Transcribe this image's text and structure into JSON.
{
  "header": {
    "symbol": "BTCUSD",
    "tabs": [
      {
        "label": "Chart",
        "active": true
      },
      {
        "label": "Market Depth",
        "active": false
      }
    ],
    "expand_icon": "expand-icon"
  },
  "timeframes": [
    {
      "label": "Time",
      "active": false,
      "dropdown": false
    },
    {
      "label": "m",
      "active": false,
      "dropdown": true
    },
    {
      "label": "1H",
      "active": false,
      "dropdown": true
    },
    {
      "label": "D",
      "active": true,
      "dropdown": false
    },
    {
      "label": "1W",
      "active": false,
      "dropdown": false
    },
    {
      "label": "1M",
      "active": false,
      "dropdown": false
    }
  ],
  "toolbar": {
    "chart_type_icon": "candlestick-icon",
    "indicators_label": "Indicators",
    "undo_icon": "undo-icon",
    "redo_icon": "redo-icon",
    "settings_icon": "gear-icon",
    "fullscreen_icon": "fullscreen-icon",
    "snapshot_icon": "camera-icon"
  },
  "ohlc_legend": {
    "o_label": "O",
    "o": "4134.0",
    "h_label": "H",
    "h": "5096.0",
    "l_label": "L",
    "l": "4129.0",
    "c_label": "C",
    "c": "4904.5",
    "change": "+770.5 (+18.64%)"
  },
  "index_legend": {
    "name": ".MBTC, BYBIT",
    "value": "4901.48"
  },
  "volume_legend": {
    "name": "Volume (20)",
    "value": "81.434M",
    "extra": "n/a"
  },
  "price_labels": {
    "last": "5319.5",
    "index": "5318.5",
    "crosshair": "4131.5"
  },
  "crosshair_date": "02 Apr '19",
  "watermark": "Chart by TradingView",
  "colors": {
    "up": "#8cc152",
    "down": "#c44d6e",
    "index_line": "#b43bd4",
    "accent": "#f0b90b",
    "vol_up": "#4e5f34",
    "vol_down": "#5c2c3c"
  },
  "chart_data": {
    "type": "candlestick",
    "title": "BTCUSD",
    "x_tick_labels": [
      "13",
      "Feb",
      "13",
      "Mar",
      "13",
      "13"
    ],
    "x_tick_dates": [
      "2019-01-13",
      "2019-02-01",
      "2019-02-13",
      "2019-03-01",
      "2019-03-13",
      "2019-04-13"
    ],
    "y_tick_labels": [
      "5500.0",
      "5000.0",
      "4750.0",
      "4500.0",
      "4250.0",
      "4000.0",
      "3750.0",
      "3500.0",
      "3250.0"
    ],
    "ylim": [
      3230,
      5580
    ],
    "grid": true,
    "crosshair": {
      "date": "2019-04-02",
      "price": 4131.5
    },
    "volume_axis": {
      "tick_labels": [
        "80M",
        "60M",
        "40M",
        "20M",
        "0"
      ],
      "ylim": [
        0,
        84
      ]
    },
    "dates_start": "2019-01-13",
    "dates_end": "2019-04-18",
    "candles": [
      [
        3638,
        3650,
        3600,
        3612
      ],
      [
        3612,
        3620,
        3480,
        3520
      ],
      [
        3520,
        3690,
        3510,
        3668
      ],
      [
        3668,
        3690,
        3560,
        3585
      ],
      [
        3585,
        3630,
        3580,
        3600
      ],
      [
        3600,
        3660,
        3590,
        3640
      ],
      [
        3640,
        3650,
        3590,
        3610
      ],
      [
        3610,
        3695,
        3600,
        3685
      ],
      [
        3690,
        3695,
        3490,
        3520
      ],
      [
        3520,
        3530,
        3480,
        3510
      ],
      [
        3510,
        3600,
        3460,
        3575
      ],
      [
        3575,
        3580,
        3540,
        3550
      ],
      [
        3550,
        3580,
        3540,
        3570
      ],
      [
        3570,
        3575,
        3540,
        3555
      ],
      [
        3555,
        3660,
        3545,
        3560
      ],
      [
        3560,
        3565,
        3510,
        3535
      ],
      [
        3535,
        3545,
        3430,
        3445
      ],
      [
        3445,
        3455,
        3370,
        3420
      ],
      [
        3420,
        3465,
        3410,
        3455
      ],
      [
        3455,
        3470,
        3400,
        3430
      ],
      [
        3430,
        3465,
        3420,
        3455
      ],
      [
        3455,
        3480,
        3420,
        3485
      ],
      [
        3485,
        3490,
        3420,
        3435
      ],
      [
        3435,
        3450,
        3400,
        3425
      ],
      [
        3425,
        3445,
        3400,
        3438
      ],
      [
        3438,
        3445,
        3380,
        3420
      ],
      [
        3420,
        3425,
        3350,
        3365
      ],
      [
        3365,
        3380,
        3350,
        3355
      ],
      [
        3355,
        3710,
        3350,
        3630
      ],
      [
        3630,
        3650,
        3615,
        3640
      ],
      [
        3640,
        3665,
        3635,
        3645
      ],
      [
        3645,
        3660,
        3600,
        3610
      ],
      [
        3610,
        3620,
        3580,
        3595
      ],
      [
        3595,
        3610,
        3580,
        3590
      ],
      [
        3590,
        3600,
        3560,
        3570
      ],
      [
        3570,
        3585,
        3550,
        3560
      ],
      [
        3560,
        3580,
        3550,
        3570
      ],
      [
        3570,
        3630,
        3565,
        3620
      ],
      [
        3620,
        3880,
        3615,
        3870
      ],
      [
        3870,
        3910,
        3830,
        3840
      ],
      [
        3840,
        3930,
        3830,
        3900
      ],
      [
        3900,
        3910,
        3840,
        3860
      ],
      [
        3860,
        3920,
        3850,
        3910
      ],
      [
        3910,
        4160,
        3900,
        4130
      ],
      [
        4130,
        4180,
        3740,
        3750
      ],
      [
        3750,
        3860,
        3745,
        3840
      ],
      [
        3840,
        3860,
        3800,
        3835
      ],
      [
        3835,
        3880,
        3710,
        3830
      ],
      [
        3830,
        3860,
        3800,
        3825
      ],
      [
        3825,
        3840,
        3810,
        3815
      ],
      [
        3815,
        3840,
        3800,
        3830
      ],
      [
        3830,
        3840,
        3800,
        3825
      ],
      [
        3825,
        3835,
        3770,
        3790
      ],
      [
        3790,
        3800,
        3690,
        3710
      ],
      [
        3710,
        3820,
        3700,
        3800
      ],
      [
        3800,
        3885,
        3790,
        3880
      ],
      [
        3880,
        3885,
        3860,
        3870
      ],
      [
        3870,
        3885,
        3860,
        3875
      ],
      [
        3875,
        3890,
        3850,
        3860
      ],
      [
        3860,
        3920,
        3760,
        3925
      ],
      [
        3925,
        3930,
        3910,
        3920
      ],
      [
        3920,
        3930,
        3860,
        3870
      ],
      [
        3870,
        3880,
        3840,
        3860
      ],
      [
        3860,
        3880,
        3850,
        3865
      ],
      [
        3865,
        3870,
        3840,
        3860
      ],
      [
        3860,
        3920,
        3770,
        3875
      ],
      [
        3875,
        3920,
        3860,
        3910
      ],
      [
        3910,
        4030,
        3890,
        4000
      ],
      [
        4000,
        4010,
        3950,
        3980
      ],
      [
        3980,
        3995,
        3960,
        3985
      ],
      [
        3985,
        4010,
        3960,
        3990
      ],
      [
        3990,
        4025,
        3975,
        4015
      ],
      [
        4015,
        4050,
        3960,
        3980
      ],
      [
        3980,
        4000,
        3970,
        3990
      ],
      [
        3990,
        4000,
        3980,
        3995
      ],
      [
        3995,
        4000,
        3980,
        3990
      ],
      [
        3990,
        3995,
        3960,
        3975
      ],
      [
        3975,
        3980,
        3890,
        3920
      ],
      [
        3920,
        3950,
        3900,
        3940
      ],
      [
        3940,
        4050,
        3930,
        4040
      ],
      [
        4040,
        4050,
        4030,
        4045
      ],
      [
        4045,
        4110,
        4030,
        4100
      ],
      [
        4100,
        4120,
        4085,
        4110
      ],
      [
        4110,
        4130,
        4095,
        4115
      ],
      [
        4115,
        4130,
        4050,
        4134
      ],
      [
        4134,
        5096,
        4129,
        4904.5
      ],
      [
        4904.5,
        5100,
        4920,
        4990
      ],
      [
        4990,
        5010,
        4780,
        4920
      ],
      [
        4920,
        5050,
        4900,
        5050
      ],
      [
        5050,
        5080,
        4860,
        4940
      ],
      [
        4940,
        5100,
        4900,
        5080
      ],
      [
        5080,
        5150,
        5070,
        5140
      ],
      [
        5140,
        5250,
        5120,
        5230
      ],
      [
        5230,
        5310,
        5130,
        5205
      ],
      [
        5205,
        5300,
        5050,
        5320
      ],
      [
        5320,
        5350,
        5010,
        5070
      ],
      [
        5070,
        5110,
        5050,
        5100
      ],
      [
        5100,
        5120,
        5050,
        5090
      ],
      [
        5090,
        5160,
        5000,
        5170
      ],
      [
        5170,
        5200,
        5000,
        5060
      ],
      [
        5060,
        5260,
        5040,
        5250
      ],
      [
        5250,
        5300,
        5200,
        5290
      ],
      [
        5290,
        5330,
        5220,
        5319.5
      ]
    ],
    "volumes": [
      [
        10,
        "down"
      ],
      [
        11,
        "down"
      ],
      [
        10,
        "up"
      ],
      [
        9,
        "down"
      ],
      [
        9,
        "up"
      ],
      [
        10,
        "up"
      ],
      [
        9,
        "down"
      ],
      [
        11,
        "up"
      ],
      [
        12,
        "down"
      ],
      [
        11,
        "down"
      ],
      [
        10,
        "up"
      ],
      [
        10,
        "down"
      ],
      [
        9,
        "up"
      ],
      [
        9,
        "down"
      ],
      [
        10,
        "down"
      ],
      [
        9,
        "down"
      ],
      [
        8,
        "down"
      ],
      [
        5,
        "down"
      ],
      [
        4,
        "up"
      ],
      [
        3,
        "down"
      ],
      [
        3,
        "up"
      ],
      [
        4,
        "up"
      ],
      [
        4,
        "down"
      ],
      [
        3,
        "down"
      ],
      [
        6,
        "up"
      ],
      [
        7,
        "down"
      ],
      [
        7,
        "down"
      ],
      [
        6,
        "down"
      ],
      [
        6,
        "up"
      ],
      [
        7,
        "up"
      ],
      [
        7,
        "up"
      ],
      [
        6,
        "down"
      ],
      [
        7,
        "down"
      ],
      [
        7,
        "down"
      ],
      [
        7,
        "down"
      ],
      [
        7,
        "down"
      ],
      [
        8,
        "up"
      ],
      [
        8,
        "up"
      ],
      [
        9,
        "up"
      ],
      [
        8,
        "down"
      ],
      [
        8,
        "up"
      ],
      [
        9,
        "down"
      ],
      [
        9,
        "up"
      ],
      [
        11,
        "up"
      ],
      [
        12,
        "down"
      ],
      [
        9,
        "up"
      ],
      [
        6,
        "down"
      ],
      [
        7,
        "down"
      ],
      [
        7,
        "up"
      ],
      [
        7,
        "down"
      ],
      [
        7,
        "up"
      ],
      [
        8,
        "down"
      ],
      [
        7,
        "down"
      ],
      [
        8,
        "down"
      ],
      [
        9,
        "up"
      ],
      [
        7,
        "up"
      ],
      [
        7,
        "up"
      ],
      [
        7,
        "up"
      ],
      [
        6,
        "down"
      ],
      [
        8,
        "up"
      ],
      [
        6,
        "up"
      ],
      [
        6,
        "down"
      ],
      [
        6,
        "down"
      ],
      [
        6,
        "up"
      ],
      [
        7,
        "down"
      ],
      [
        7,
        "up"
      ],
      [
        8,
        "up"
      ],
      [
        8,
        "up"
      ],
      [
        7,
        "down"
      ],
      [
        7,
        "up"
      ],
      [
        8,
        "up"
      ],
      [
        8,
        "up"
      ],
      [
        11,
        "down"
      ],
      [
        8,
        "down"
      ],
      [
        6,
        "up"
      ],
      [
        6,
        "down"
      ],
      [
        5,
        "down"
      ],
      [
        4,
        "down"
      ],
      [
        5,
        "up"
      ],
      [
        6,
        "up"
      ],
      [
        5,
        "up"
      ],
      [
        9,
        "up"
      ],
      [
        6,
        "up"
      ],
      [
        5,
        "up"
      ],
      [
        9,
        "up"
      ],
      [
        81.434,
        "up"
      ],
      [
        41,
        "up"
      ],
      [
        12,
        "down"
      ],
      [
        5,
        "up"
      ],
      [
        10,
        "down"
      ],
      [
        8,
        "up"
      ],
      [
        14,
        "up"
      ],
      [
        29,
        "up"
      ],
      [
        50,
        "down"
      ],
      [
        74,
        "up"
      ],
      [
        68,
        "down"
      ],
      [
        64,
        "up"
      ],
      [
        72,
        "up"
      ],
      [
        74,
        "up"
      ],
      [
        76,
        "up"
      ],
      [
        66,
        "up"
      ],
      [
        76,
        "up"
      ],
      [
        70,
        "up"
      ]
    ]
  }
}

→ **Task to complete**: Each line holding "icon" must be found and copied.

→ **Answer**:
    "expand_icon": "expand-icon"
    "chart_type_icon": "candlestick-icon",
    "undo_icon": "undo-icon",
    "redo_icon": "redo-icon",
    "settings_icon": "gear-icon",
    "fullscreen_icon": "fullscreen-icon",
    "snapshot_icon": "camera-icon"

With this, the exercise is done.